** BEGIN SUPPLIED MATERIAL **
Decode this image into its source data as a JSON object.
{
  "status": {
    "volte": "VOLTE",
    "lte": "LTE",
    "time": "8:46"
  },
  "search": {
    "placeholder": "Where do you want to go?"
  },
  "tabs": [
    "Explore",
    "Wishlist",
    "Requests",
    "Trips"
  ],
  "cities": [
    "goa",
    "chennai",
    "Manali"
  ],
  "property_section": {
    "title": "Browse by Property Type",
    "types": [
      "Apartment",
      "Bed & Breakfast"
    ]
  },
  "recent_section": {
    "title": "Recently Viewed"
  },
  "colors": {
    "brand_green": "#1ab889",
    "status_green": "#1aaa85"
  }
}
** END SUPPLIED MATERIAL **
Your task is to transcribe the material exactly.

Decode this image into its source data as a JSON object.
{
  "status": {
    "volte": "VOLTE",
    "lte": "LTE",
    "time": "8:46"
  },
  "search": {
    "placeholder": "Where do you want to go?"
  },
  "tabs": [
    "Explore",
    "Wishlist",
    "Requests",
    "Trips"
  ],
  "cities": [
    "goa",
    "chennai",
    "Manali"
  ],
  "property_section": {
    "title": "Browse by Property Type",
    "types": [
      "Apartment",
      "Bed & Breakfast"
    ]
  },
  "recent_section": {
    "title": "Recently Viewed"
  },
  "colors": {
    "brand_green": "#1ab889",
    "status_green": "#1aaa85"
  }
}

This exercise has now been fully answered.